Collected data
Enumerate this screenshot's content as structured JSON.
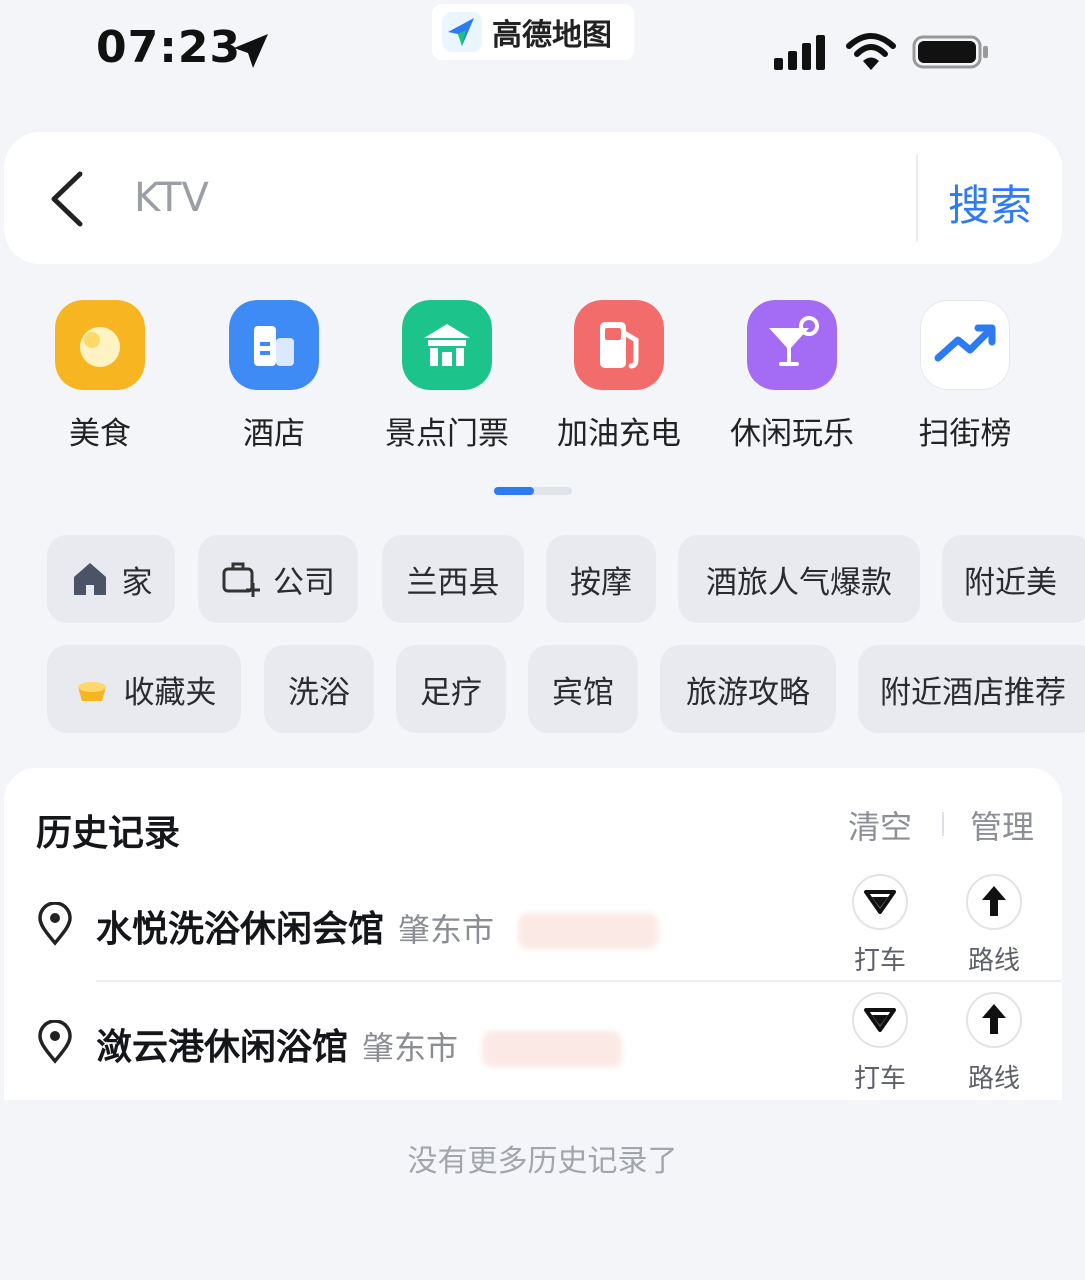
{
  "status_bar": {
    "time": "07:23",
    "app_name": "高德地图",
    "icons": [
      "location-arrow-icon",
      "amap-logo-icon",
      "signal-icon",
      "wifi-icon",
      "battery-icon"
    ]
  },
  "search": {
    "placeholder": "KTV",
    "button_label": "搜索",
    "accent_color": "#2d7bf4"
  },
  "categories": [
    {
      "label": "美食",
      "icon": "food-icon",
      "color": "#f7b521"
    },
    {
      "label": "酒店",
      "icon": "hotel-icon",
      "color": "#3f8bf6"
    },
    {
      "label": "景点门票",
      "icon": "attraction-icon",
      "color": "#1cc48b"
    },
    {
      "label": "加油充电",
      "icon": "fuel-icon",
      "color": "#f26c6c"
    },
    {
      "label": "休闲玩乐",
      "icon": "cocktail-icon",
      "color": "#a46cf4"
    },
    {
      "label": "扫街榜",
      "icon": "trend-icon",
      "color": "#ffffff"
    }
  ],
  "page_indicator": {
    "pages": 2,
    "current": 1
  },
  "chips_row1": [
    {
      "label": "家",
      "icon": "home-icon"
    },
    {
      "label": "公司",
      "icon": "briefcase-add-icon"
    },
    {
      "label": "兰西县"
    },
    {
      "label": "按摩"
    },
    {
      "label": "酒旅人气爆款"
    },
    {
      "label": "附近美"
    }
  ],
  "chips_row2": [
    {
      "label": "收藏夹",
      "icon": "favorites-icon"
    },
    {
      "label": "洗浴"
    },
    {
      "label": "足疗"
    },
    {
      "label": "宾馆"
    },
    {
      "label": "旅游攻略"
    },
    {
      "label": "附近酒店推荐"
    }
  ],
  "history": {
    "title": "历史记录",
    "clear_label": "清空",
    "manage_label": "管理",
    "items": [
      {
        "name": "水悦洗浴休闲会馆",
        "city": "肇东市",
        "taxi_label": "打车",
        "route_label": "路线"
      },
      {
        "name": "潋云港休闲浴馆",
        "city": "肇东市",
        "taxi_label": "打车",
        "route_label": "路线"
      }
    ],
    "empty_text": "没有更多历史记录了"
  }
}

_Short problem_
Without the pictures, reproduce every line of the records above exactly.

_Solution below_
Enumerate this screenshot's content as structured JSON.
{
  "status_bar": {
    "time": "07:23",
    "app_name": "高德地图",
    "icons": [
      "location-arrow-icon",
      "amap-logo-icon",
      "signal-icon",
      "wifi-icon",
      "battery-icon"
    ]
  },
  "search": {
    "placeholder": "KTV",
    "button_label": "搜索",
    "accent_color": "#2d7bf4"
  },
  "categories": [
    {
      "label": "美食",
      "icon": "food-icon",
      "color": "#f7b521"
    },
    {
      "label": "酒店",
      "icon": "hotel-icon",
      "color": "#3f8bf6"
    },
    {
      "label": "景点门票",
      "icon": "attraction-icon",
      "color": "#1cc48b"
    },
    {
      "label": "加油充电",
      "icon": "fuel-icon",
      "color": "#f26c6c"
    },
    {
      "label": "休闲玩乐",
      "icon": "cocktail-icon",
      "color": "#a46cf4"
    },
    {
      "label": "扫街榜",
      "icon": "trend-icon",
      "color": "#ffffff"
    }
  ],
  "page_indicator": {
    "pages": 2,
    "current": 1
  },
  "chips_row1": [
    {
      "label": "家",
      "icon": "home-icon"
    },
    {
      "label": "公司",
      "icon": "briefcase-add-icon"
    },
    {
      "label": "兰西县"
    },
    {
      "label": "按摩"
    },
    {
      "label": "酒旅人气爆款"
    },
    {
      "label": "附近美"
    }
  ],
  "chips_row2": [
    {
      "label": "收藏夹",
      "icon": "favorites-icon"
    },
    {
      "label": "洗浴"
    },
    {
      "label": "足疗"
    },
    {
      "label": "宾馆"
    },
    {
      "label": "旅游攻略"
    },
    {
      "label": "附近酒店推荐"
    }
  ],
  "history": {
    "title": "历史记录",
    "clear_label": "清空",
    "manage_label": "管理",
    "items": [
      {
        "name": "水悦洗浴休闲会馆",
        "city": "肇东市",
        "taxi_label": "打车",
        "route_label": "路线"
      },
      {
        "name": "潋云港休闲浴馆",
        "city": "肇东市",
        "taxi_label": "打车",
        "route_label": "路线"
      }
    ],
    "empty_text": "没有更多历史记录了"
  }
}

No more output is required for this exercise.